Texte de lecture:
——————————
Évoquer le tandem Herzog-Kinski, c’est se pencher sur un duo légendaire du siècle dernier. On aura tout dit et tout entendu des pérégrinations de ces deux personnages atypiques… Je vous laisse le soin de dresser une liste si l’envie vous en prend ; nous allons certes évoquer certains de ces faits au fil de ces lignes, mais plutôt que de faire dans le sensationnalisme, nous voudrions nous pencher sur deux hommes aux destins aussi exceptionnels que complémentaires.

La judicieuse rétrospective que nous offre Beaubourg en cette période hivernale nous a donné l’occasion de (re)découvrir un auteur à part qui, chaque année, tourne un nouveau film, s’ouvre à une nouvelle expérience. Bien que Werner Herzog trouve la frontière entre documentaire et fiction assez trouble, ses dernières œuvres se classeraient plutôt dans la première catégorie. Attiré par les hommes au destin exceptionnel, à la vie sortant de l’ordinaire (Aguirre, Grizzly Man …), en 1999 il s’attarde sur le plus exceptionnel des personnages avec qui il ait travaillé, de son propre aveu : nous voulons bien entendu parler de Klaus Kinski. Herzog tourne Ennemis Intimes en mémoire de celui qui aura été son alter ego vingt ans durant et qui disparut en 1991.
——————————
Consigne:
Prolongez le texte sur le tandem Herzog-Kinski en reprenant juste après sa dernière phrase.

Données affichées:
——————————
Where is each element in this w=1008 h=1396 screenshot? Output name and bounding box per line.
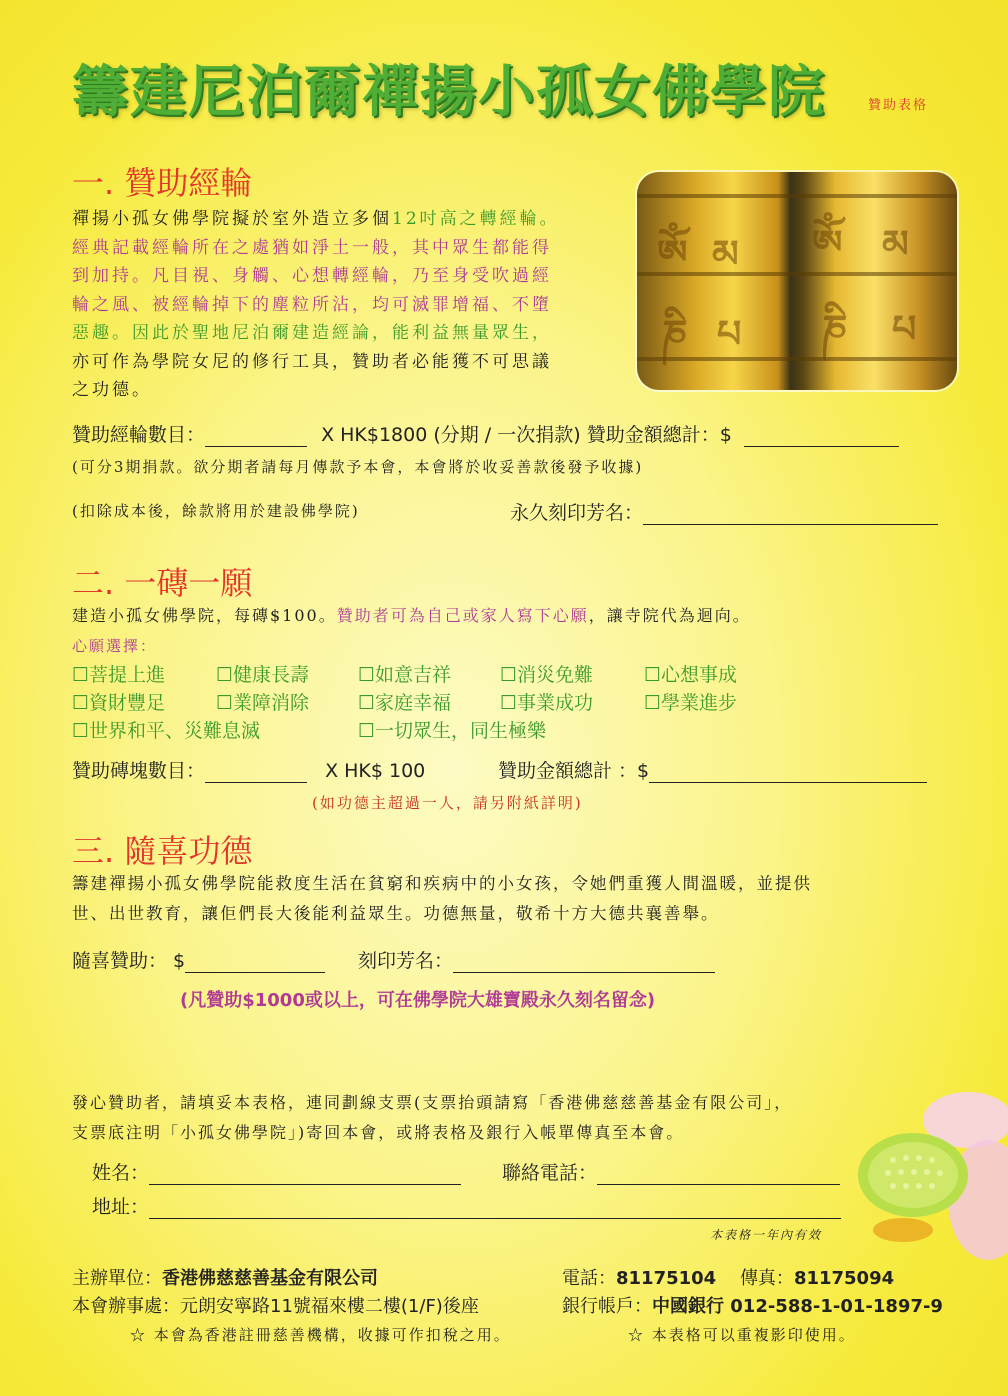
——————————
Réponse:
Partant sur les traces de leurs (més)aventures communes passées, Herzog tourne une grande partie de son film au Pérou, où il tourna leurs deux grands monuments : Aguirre, la colère de Dieu en 1975, et Fitzcarraldo en 1982. Alternant extraits de making-of, de films ou de témoignages, Herzog retourne sur les lieux qui ont marqué sa relation avec Kinski. Au milieu de la jungle, Herzog se fait narrateur et s’adresse directement à la caméra. Tous ces lieux qu’il traverse sont des environnements où la force de la Nature transcende l’image et l’humain. Que ce soient les montagnes du Machu Picchu, la jungle amazonienne ou le fleuve aux crues violentes et imprévisibles, ces lieux sont à l’image de la force, de la folie de deux hommes qui se sont rejetés autant que complétés.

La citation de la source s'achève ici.